SHORT EXERCISE: Out of the lines below, please list those that hold the string "Иные".

┌────────

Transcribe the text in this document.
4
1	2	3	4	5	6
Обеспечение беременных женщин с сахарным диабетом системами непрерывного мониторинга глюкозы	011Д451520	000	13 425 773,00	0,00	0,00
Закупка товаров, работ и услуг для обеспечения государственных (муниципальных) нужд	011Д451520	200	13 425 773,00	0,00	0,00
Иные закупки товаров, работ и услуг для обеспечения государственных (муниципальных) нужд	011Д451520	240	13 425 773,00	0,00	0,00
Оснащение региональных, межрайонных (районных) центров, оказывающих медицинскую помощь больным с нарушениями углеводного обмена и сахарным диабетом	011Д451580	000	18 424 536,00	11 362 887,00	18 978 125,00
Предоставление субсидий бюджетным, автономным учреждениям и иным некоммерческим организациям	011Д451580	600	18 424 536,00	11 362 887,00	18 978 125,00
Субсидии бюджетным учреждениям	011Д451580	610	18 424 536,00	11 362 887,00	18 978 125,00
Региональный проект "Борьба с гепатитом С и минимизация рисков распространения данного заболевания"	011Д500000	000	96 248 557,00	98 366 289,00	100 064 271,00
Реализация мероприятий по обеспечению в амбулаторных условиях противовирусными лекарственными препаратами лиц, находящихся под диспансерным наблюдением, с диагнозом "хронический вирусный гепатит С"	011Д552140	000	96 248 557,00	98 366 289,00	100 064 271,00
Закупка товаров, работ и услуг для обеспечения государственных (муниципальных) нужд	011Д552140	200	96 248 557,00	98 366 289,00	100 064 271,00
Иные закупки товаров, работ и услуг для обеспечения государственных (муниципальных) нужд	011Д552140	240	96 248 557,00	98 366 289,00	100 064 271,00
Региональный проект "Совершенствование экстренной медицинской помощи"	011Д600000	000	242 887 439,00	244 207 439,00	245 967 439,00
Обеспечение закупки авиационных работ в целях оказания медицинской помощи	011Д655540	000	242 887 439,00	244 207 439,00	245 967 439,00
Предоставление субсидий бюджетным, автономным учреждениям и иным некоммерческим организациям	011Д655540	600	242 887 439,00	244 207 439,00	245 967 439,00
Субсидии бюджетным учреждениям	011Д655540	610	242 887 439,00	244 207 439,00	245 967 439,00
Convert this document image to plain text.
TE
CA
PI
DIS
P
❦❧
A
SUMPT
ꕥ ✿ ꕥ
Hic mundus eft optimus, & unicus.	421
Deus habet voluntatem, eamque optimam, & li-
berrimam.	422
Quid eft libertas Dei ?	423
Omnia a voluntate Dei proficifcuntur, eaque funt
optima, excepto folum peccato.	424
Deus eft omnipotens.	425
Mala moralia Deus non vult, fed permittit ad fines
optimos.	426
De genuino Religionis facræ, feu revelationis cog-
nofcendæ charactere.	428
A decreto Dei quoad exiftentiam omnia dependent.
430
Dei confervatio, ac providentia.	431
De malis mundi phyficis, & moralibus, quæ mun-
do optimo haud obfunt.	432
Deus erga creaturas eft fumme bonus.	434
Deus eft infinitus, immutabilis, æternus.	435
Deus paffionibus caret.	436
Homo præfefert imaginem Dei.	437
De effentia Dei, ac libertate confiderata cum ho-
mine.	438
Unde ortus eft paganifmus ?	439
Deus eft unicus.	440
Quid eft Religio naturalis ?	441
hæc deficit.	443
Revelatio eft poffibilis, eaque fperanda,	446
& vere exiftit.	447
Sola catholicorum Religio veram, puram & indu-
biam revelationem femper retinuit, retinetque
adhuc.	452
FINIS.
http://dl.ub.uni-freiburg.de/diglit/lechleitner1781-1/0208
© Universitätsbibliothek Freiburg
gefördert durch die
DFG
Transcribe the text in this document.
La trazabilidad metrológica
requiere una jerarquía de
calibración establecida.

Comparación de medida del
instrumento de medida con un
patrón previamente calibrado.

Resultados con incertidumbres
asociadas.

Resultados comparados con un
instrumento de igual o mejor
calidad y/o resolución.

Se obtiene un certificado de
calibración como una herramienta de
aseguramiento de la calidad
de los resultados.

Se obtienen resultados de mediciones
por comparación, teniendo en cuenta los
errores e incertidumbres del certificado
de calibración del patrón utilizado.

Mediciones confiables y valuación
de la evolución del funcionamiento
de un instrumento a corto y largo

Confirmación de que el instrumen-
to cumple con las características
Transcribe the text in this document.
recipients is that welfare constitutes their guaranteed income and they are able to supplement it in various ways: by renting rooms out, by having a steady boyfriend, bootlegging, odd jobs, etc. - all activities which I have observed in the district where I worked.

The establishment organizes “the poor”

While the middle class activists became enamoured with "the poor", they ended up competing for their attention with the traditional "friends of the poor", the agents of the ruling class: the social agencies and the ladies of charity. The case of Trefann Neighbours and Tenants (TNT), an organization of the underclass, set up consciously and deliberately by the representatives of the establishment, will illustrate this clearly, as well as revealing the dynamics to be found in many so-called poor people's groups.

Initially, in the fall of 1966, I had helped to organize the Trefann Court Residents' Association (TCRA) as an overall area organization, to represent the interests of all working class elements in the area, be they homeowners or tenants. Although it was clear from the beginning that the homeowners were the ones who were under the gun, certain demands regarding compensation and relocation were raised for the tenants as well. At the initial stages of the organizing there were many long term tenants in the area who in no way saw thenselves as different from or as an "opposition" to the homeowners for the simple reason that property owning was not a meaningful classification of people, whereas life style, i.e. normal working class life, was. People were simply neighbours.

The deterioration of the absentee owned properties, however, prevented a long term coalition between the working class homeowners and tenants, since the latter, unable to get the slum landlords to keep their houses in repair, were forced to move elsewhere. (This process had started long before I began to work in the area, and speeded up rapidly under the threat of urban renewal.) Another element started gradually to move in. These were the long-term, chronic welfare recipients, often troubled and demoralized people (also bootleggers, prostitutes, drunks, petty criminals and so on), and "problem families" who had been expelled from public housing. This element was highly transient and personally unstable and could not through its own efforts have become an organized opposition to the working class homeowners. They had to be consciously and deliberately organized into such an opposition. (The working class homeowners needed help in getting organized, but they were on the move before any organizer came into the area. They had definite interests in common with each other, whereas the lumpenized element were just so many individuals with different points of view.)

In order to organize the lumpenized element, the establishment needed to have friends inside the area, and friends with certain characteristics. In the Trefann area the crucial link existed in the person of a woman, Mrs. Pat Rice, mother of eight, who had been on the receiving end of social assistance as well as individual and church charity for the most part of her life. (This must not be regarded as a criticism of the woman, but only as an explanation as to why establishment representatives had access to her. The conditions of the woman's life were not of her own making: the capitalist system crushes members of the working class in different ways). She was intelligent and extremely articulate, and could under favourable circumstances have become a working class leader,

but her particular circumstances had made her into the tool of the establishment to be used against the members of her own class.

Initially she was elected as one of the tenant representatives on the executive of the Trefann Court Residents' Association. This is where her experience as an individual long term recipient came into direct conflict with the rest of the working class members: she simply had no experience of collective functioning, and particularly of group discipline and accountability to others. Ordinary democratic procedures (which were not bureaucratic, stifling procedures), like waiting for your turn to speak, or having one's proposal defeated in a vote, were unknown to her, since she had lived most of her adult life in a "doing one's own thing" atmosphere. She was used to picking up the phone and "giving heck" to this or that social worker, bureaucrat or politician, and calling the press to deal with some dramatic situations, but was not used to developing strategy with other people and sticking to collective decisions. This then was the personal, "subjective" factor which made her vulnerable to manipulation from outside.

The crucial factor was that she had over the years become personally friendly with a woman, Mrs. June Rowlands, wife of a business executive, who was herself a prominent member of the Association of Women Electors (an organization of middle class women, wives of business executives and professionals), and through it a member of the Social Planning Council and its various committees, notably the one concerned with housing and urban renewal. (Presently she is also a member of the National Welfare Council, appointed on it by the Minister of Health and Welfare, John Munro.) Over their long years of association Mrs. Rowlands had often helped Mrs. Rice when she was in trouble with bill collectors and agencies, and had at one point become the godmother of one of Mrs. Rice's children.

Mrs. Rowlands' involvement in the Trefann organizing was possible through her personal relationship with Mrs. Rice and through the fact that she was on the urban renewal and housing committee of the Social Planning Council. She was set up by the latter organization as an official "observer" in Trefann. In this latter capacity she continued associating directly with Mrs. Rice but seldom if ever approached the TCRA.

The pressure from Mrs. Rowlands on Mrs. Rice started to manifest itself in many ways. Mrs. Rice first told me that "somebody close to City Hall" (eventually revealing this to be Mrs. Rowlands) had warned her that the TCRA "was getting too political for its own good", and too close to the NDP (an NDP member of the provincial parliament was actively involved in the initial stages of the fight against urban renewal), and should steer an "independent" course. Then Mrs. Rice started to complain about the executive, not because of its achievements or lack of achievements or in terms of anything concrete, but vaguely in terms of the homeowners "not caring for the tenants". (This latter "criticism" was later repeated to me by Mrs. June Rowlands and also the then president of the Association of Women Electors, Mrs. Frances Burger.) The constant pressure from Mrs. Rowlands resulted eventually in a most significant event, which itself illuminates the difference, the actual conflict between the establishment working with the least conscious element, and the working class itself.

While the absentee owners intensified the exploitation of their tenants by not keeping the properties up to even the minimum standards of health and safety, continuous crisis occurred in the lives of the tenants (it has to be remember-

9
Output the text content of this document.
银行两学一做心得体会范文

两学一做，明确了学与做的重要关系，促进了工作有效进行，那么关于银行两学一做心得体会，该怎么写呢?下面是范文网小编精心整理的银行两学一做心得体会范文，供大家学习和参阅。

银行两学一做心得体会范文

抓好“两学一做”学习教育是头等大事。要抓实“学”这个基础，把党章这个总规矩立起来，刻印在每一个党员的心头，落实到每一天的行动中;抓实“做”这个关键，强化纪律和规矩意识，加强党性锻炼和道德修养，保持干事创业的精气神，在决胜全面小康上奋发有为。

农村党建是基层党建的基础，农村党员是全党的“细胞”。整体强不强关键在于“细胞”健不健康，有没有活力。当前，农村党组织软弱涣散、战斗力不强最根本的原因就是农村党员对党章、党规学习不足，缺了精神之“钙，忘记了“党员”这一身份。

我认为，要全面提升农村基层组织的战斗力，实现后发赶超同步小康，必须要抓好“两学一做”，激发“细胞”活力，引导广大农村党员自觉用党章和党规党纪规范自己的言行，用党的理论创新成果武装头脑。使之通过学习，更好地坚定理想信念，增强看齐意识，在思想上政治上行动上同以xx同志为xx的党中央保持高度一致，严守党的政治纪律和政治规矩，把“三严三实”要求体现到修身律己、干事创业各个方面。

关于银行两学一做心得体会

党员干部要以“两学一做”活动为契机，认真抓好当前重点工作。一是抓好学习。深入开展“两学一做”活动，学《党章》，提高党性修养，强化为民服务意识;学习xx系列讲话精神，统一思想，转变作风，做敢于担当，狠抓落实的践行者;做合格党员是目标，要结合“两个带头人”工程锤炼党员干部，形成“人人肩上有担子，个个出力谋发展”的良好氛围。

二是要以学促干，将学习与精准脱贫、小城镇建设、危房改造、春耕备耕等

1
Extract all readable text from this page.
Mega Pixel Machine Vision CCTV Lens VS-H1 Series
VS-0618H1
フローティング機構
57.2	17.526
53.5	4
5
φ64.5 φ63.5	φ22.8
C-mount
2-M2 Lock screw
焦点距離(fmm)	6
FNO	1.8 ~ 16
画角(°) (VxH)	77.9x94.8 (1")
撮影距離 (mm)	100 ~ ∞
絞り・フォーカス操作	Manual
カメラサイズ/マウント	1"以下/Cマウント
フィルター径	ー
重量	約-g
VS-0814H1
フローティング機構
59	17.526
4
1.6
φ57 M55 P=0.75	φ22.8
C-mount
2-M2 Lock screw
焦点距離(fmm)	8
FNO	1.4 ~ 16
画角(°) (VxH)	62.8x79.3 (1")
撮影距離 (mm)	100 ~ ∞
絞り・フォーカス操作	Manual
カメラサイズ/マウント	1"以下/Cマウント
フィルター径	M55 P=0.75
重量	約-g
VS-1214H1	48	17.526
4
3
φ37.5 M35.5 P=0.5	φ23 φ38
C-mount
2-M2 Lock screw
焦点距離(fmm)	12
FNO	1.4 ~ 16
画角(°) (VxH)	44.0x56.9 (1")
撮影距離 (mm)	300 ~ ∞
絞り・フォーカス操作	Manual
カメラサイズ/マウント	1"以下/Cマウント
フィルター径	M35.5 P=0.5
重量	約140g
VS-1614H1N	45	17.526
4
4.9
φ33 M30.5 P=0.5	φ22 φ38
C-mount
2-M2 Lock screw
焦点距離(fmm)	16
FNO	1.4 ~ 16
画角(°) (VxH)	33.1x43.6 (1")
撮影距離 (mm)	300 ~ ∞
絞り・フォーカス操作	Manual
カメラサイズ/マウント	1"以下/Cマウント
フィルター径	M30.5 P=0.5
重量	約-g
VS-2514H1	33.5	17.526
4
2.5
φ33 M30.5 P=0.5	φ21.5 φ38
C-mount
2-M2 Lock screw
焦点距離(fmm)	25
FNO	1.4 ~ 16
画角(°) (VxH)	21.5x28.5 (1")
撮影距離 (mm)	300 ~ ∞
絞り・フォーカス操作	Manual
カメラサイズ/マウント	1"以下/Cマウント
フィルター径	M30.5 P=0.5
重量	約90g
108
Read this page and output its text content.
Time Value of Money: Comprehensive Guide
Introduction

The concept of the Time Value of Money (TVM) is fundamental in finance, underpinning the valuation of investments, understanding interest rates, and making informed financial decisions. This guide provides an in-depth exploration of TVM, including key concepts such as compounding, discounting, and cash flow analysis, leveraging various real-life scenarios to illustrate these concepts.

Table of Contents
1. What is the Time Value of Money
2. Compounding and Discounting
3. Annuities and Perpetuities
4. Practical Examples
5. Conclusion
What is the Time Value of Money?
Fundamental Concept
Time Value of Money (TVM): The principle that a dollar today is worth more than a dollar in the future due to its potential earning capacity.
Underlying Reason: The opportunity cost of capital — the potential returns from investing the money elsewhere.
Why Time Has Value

└────────

SOLVED PROBLEM:
Иные закупки товаров, работ и услуг для обеспечения государственных (муниципальных) нужд	011Д451520	240	13 425 773,00	0,00	0,00
Иные закупки товаров, работ и услуг для обеспечения государственных (муниципальных) нужд	011Д552140	240	96 248 557,00	98 366 289,00	100 064 271,00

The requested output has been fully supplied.